:: DIRECTIONS FOR THIS TASK ::
Set out each line from the following listing that includes the word "name".
───
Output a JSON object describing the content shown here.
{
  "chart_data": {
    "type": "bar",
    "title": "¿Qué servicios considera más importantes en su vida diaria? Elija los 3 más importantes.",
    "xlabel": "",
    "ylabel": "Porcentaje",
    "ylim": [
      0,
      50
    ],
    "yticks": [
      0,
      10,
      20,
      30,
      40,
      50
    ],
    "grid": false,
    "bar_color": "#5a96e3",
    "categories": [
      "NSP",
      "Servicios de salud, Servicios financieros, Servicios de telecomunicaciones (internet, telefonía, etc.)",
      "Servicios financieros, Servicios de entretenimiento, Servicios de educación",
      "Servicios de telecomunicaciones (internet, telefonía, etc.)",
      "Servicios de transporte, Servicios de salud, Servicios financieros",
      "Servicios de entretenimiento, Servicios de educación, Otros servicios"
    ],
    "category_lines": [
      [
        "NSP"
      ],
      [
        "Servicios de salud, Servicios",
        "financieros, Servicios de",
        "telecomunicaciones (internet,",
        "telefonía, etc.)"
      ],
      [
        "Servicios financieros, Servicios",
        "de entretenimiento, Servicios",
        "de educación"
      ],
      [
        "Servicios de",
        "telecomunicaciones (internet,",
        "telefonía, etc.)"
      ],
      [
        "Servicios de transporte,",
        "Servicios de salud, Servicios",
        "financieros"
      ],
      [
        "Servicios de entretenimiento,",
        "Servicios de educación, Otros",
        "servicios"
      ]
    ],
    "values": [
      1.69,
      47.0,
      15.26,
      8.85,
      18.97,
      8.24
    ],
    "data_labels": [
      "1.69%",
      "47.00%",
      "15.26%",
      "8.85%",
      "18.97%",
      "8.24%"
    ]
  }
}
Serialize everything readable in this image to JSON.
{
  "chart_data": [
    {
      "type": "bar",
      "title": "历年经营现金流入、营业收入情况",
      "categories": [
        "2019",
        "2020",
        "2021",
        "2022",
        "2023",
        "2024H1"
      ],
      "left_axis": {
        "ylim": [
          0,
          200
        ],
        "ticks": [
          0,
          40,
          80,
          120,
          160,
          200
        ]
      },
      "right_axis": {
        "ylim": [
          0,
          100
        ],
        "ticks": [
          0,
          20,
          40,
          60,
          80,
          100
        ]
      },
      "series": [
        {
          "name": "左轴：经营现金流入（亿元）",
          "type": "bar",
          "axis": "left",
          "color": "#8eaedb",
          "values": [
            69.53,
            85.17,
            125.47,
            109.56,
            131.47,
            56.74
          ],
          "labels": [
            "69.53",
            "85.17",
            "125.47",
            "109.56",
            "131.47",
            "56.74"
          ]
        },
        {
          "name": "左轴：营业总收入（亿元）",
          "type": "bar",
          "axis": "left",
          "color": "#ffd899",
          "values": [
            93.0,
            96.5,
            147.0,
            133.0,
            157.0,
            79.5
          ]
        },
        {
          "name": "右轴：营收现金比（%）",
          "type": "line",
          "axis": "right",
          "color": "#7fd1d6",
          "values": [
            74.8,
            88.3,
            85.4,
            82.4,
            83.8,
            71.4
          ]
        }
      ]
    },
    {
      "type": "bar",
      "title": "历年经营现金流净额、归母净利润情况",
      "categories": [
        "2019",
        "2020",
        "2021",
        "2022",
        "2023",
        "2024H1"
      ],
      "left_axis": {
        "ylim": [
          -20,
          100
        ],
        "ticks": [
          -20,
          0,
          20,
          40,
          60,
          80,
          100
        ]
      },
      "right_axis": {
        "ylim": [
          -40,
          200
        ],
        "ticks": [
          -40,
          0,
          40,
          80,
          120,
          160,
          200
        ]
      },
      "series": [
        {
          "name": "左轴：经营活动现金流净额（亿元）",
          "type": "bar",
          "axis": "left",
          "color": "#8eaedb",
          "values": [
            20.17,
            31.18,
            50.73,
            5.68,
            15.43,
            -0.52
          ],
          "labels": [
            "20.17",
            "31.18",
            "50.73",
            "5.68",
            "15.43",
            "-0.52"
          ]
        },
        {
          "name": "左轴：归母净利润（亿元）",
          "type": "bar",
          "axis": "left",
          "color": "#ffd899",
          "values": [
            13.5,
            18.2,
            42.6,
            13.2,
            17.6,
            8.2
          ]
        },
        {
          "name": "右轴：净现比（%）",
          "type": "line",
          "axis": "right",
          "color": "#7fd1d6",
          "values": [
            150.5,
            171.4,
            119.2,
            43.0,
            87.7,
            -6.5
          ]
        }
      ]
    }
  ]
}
───
:: TASK OUTPUT ::
          "name": "左轴：经营现金流入（亿元）",
          "name": "左轴：营业总收入（亿元）",
          "name": "右轴：营收现金比（%）",
          "name": "左轴：经营活动现金流净额（亿元）",
          "name": "左轴：归母净利润（亿元）",
          "name": "右轴：净现比（%）",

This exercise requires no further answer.